• **Stated goal**: Copy out each line that includes the word "value".

• **Records shown**:
────────────────────────────────────────
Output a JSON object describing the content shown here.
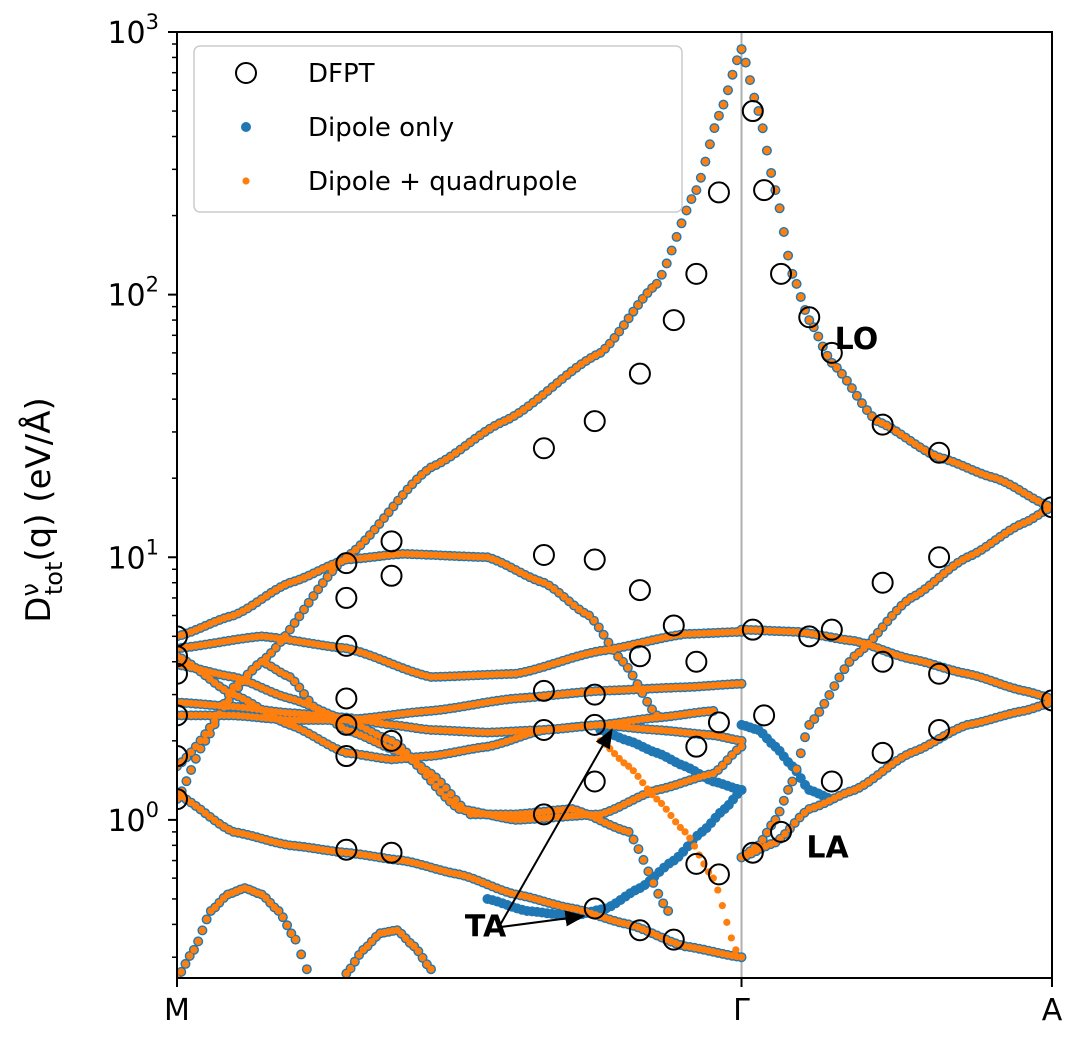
{
  "chart_data": {
    "type": "scatter",
    "ylabel": "D^ν_tot(q) (eV/Å)",
    "ylabel_parts": {
      "base": "D",
      "sup": "ν",
      "sub": "tot",
      "rest": "(q) (eV/Å)"
    },
    "yscale": "log",
    "ylim": [
      0.25,
      1000
    ],
    "xlim": [
      0,
      1.55
    ],
    "x_ticks": [
      {
        "value": 0,
        "label": "M"
      },
      {
        "value": 1.0,
        "label": "Γ"
      },
      {
        "value": 1.55,
        "label": "A"
      }
    ],
    "y_ticks": [
      {
        "value": 1,
        "base": "10",
        "exp": "0"
      },
      {
        "value": 10,
        "base": "10",
        "exp": "1"
      },
      {
        "value": 100,
        "base": "10",
        "exp": "2"
      },
      {
        "value": 1000,
        "base": "10",
        "exp": "3"
      }
    ],
    "vline_x": 1.0,
    "legend": [
      {
        "name": "DFPT",
        "marker": "open-circle",
        "color": "#000000"
      },
      {
        "name": "Dipole only",
        "marker": "dot",
        "color": "#1f77b4"
      },
      {
        "name": "Dipole + quadrupole",
        "marker": "dot",
        "color": "#ff7f0e"
      }
    ],
    "annotations": [
      {
        "text": "LO",
        "x": 1.165,
        "y": 62
      },
      {
        "text": "LA",
        "x": 1.115,
        "y": 0.72
      },
      {
        "text": "TA",
        "x": 0.51,
        "y": 0.36
      }
    ],
    "ta_arrow": {
      "from": [
        0.57,
        0.39
      ],
      "to_a": [
        0.77,
        2.2
      ],
      "to_b": [
        0.72,
        0.43
      ]
    },
    "branches": [
      {
        "name": "LO-MG",
        "x": [
          0.0,
          0.15,
          0.3,
          0.45,
          0.58,
          0.75,
          0.85,
          0.92,
          0.96,
          1.0
        ],
        "y": [
          1.6,
          4.0,
          10.0,
          22.0,
          33.0,
          60.0,
          110.0,
          250.0,
          480.0,
          860.0
        ]
      },
      {
        "name": "LO-GA",
        "x": [
          1.0,
          1.03,
          1.06,
          1.09,
          1.12,
          1.16,
          1.24,
          1.35,
          1.45,
          1.55
        ],
        "y": [
          860.0,
          500.0,
          250.0,
          120.0,
          80.0,
          55.0,
          33.0,
          24.0,
          20.0,
          15.5
        ]
      },
      {
        "name": "MG-b2",
        "x": [
          0.0,
          0.1,
          0.2,
          0.3,
          0.4,
          0.55,
          0.65,
          0.73,
          0.79,
          0.85
        ],
        "y": [
          5.0,
          6.0,
          8.0,
          9.8,
          10.3,
          10.0,
          8.0,
          6.0,
          4.0,
          2.5
        ]
      },
      {
        "name": "MG-b3",
        "x": [
          0.0,
          0.15,
          0.3,
          0.45,
          0.6,
          0.75,
          0.9,
          1.0
        ],
        "y": [
          4.5,
          5.0,
          4.5,
          3.5,
          3.6,
          4.4,
          5.1,
          5.2
        ]
      },
      {
        "name": "MG-b4",
        "x": [
          0.0,
          0.1,
          0.2,
          0.3,
          0.45,
          0.6,
          0.75,
          0.9,
          1.0
        ],
        "y": [
          2.5,
          2.5,
          2.4,
          2.4,
          2.6,
          2.9,
          3.1,
          3.2,
          3.3
        ]
      },
      {
        "name": "MG-b5",
        "x": [
          0.0,
          0.1,
          0.2,
          0.3,
          0.38,
          0.45,
          0.52,
          0.6,
          0.7,
          0.8,
          0.87
        ],
        "y": [
          3.9,
          3.5,
          2.9,
          2.4,
          2.0,
          1.5,
          1.05,
          1.05,
          1.1,
          0.9,
          0.45
        ]
      },
      {
        "name": "MG-b6",
        "x": [
          0.0,
          0.1,
          0.2,
          0.3,
          0.38,
          0.45,
          0.55,
          0.65,
          0.75,
          0.85,
          0.95,
          1.0
        ],
        "y": [
          4.2,
          3.0,
          2.3,
          1.8,
          1.7,
          1.75,
          1.9,
          2.2,
          2.3,
          2.2,
          2.1,
          2.0
        ]
      },
      {
        "name": "MG-b7",
        "x": [
          0.0,
          0.05,
          0.1,
          0.15,
          0.2,
          0.25,
          0.3,
          0.4,
          0.5,
          0.6,
          0.75,
          0.85,
          0.95,
          1.0
        ],
        "y": [
          1.2,
          2.0,
          3.2,
          4.0,
          3.5,
          2.6,
          2.2,
          1.8,
          1.1,
          1.0,
          1.05,
          1.3,
          1.5,
          1.9
        ]
      },
      {
        "name": "MG-b8",
        "x": [
          0.0,
          0.1,
          0.2,
          0.3,
          0.4,
          0.5,
          0.6,
          0.7,
          0.8,
          0.9,
          1.0
        ],
        "y": [
          1.25,
          0.9,
          0.8,
          0.75,
          0.7,
          0.62,
          0.52,
          0.46,
          0.4,
          0.33,
          0.3
        ]
      },
      {
        "name": "MG-b9",
        "x": [
          0.0,
          0.1,
          0.2,
          0.3,
          0.38,
          0.45,
          0.55,
          0.65,
          0.75,
          0.85,
          0.95
        ],
        "y": [
          2.8,
          2.7,
          2.55,
          2.45,
          2.3,
          2.2,
          2.15,
          2.2,
          2.3,
          2.45,
          2.6
        ]
      },
      {
        "name": "GA-b1",
        "x": [
          1.0,
          1.1,
          1.2,
          1.3,
          1.4,
          1.5,
          1.55
        ],
        "y": [
          5.3,
          5.2,
          4.8,
          4.1,
          3.6,
          3.1,
          2.9
        ]
      },
      {
        "name": "GA-b2",
        "x": [
          1.0,
          1.03,
          1.06,
          1.09,
          1.12,
          1.2,
          1.3,
          1.4,
          1.5,
          1.55
        ],
        "y": [
          0.72,
          0.8,
          1.0,
          1.4,
          2.3,
          4.2,
          7.0,
          10.0,
          13.5,
          15.5
        ]
      },
      {
        "name": "GA-b3",
        "x": [
          1.0,
          1.06,
          1.12,
          1.2,
          1.3,
          1.4,
          1.5,
          1.55
        ],
        "y": [
          0.72,
          0.82,
          1.1,
          1.3,
          1.8,
          2.3,
          2.6,
          2.8
        ]
      },
      {
        "name": "low-arch",
        "x": [
          0.0,
          0.03,
          0.06,
          0.09,
          0.12,
          0.15,
          0.18,
          0.21,
          0.23
        ],
        "y": [
          0.25,
          0.32,
          0.45,
          0.52,
          0.55,
          0.52,
          0.45,
          0.35,
          0.27
        ]
      },
      {
        "name": "low-arch2",
        "x": [
          0.3,
          0.33,
          0.36,
          0.39,
          0.42,
          0.45
        ],
        "y": [
          0.26,
          0.32,
          0.37,
          0.38,
          0.33,
          0.27
        ]
      }
    ],
    "dipole_only_divergent": [
      {
        "name": "TA-blue",
        "x": [
          0.55,
          0.62,
          0.7,
          0.76,
          0.82,
          0.88,
          0.93,
          0.97,
          1.0
        ],
        "y": [
          0.5,
          0.45,
          0.43,
          0.46,
          0.55,
          0.7,
          0.9,
          1.1,
          1.3
        ]
      },
      {
        "name": "TA-blue2",
        "x": [
          0.75,
          0.8,
          0.85,
          0.9,
          0.95,
          1.0
        ],
        "y": [
          2.2,
          2.0,
          1.8,
          1.6,
          1.4,
          1.3
        ]
      },
      {
        "name": "LA-blue",
        "x": [
          1.0,
          1.03,
          1.06,
          1.09,
          1.12,
          1.16
        ],
        "y": [
          2.3,
          2.2,
          1.9,
          1.6,
          1.3,
          1.2
        ]
      }
    ],
    "quadrupole_divergent": [
      {
        "name": "TA-orange",
        "x": [
          0.75,
          0.8,
          0.85,
          0.9,
          0.95,
          0.99
        ],
        "y": [
          2.0,
          1.6,
          1.2,
          0.9,
          0.6,
          0.32
        ]
      }
    ],
    "dfpt_points": [
      {
        "x": 0.0,
        "y": 5.0
      },
      {
        "x": 0.0,
        "y": 4.2
      },
      {
        "x": 0.0,
        "y": 3.6
      },
      {
        "x": 0.0,
        "y": 2.5
      },
      {
        "x": 0.0,
        "y": 1.75
      },
      {
        "x": 0.0,
        "y": 1.2
      },
      {
        "x": 0.3,
        "y": 9.5
      },
      {
        "x": 0.3,
        "y": 7.0
      },
      {
        "x": 0.3,
        "y": 4.6
      },
      {
        "x": 0.3,
        "y": 2.9
      },
      {
        "x": 0.3,
        "y": 2.3
      },
      {
        "x": 0.3,
        "y": 1.75
      },
      {
        "x": 0.3,
        "y": 0.77
      },
      {
        "x": 0.38,
        "y": 11.5
      },
      {
        "x": 0.38,
        "y": 8.5
      },
      {
        "x": 0.38,
        "y": 2.0
      },
      {
        "x": 0.38,
        "y": 0.75
      },
      {
        "x": 0.65,
        "y": 26.0
      },
      {
        "x": 0.65,
        "y": 10.2
      },
      {
        "x": 0.65,
        "y": 3.1
      },
      {
        "x": 0.65,
        "y": 2.2
      },
      {
        "x": 0.65,
        "y": 1.05
      },
      {
        "x": 0.74,
        "y": 33.0
      },
      {
        "x": 0.74,
        "y": 9.8
      },
      {
        "x": 0.74,
        "y": 3.0
      },
      {
        "x": 0.74,
        "y": 2.3
      },
      {
        "x": 0.74,
        "y": 1.4
      },
      {
        "x": 0.74,
        "y": 0.46
      },
      {
        "x": 0.82,
        "y": 50.0
      },
      {
        "x": 0.82,
        "y": 7.5
      },
      {
        "x": 0.82,
        "y": 4.2
      },
      {
        "x": 0.82,
        "y": 0.38
      },
      {
        "x": 0.88,
        "y": 80.0
      },
      {
        "x": 0.88,
        "y": 5.5
      },
      {
        "x": 0.88,
        "y": 0.35
      },
      {
        "x": 0.92,
        "y": 120.0
      },
      {
        "x": 0.92,
        "y": 4.0
      },
      {
        "x": 0.92,
        "y": 1.9
      },
      {
        "x": 0.92,
        "y": 0.68
      },
      {
        "x": 0.96,
        "y": 245.0
      },
      {
        "x": 0.96,
        "y": 2.35
      },
      {
        "x": 0.96,
        "y": 0.62
      },
      {
        "x": 1.02,
        "y": 500.0
      },
      {
        "x": 1.02,
        "y": 5.3
      },
      {
        "x": 1.02,
        "y": 0.75
      },
      {
        "x": 1.04,
        "y": 250.0
      },
      {
        "x": 1.04,
        "y": 2.5
      },
      {
        "x": 1.07,
        "y": 120.0
      },
      {
        "x": 1.07,
        "y": 0.9
      },
      {
        "x": 1.12,
        "y": 82.0
      },
      {
        "x": 1.12,
        "y": 5.0
      },
      {
        "x": 1.16,
        "y": 60.0
      },
      {
        "x": 1.16,
        "y": 5.3
      },
      {
        "x": 1.16,
        "y": 1.4
      },
      {
        "x": 1.25,
        "y": 32.0
      },
      {
        "x": 1.25,
        "y": 8.0
      },
      {
        "x": 1.25,
        "y": 4.0
      },
      {
        "x": 1.25,
        "y": 1.8
      },
      {
        "x": 1.35,
        "y": 25.0
      },
      {
        "x": 1.35,
        "y": 10.0
      },
      {
        "x": 1.35,
        "y": 3.6
      },
      {
        "x": 1.35,
        "y": 2.2
      },
      {
        "x": 1.55,
        "y": 15.5
      },
      {
        "x": 1.55,
        "y": 2.85
      }
    ]
  }
}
────────────────────────────────────────
• **Written reply**:
        "value": 0,
        "value": 1.0,
        "value": 1.55,
        "value": 1,
        "value": 10,
        "value": 100,
        "value": 1000,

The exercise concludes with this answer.